WRITTEN PROBLEM → Copy each line of the entries that contains the word "εμπιστεύεστε".
** BEGIN ENTRIES PROVIDED **
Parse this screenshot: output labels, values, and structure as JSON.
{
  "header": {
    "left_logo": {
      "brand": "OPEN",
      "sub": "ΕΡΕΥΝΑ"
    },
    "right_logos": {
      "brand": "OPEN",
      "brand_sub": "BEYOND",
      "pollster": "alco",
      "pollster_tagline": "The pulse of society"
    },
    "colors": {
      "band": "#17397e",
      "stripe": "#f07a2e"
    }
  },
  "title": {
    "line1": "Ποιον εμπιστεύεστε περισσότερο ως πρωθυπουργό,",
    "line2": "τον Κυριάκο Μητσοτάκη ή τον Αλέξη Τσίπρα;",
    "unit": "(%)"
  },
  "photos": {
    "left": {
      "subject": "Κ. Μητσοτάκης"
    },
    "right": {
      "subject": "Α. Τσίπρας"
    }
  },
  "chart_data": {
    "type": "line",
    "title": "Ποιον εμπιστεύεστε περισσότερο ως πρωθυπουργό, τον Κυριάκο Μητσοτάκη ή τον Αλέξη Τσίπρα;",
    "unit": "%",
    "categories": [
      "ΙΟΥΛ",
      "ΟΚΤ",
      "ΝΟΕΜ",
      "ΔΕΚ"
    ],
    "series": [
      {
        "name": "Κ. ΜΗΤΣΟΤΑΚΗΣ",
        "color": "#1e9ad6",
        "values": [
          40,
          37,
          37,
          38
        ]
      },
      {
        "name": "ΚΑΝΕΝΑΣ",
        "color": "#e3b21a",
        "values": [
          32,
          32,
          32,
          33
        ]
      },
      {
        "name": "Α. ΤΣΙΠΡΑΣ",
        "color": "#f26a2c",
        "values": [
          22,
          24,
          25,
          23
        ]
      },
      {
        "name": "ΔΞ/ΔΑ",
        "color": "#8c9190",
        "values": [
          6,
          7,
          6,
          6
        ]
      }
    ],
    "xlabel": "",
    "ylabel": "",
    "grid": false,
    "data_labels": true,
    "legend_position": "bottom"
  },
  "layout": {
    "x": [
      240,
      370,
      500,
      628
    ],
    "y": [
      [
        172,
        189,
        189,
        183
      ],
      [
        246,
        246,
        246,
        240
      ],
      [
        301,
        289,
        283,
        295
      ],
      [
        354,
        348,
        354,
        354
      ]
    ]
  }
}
** END ENTRIES PROVIDED **
PROBLEM SOLUTION →
    "line1": "Ποιον εμπιστεύεστε περισσότερο ως πρωθυπουργό,",
    "title": "Ποιον εμπιστεύεστε περισσότερο ως πρωθυπουργό, τον Κυριάκο Μητσοτάκη ή τον Αλέξη Τσίπρα;",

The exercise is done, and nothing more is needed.